Provided records ::
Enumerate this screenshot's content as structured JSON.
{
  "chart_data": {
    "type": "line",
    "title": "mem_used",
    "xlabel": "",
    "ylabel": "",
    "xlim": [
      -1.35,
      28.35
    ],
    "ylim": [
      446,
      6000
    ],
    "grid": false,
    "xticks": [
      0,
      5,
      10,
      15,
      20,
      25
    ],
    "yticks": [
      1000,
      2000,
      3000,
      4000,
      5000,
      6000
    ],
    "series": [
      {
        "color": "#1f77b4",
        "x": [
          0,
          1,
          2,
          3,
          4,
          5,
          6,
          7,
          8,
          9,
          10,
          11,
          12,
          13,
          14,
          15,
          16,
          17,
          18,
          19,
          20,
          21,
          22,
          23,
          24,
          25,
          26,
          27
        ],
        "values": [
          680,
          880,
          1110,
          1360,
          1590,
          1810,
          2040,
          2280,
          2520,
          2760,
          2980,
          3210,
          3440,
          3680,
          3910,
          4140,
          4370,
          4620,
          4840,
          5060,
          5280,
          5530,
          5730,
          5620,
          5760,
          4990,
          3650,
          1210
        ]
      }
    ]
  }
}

Problem to solve ::
Reproduce the records in full, exactly as written.

Completed task ::
Enumerate this screenshot's content as structured JSON.
{
  "chart_data": {
    "type": "line",
    "title": "mem_used",
    "xlabel": "",
    "ylabel": "",
    "xlim": [
      -1.35,
      28.35
    ],
    "ylim": [
      446,
      6000
    ],
    "grid": false,
    "xticks": [
      0,
      5,
      10,
      15,
      20,
      25
    ],
    "yticks": [
      1000,
      2000,
      3000,
      4000,
      5000,
      6000
    ],
    "series": [
      {
        "color": "#1f77b4",
        "x": [
          0,
          1,
          2,
          3,
          4,
          5,
          6,
          7,
          8,
          9,
          10,
          11,
          12,
          13,
          14,
          15,
          16,
          17,
          18,
          19,
          20,
          21,
          22,
          23,
          24,
          25,
          26,
          27
        ],
        "values": [
          680,
          880,
          1110,
          1360,
          1590,
          1810,
          2040,
          2280,
          2520,
          2760,
          2980,
          3210,
          3440,
          3680,
          3910,
          4140,
          4370,
          4620,
          4840,
          5060,
          5280,
          5530,
          5730,
          5620,
          5760,
          4990,
          3650,
          1210
        ]
      }
    ]
  }
}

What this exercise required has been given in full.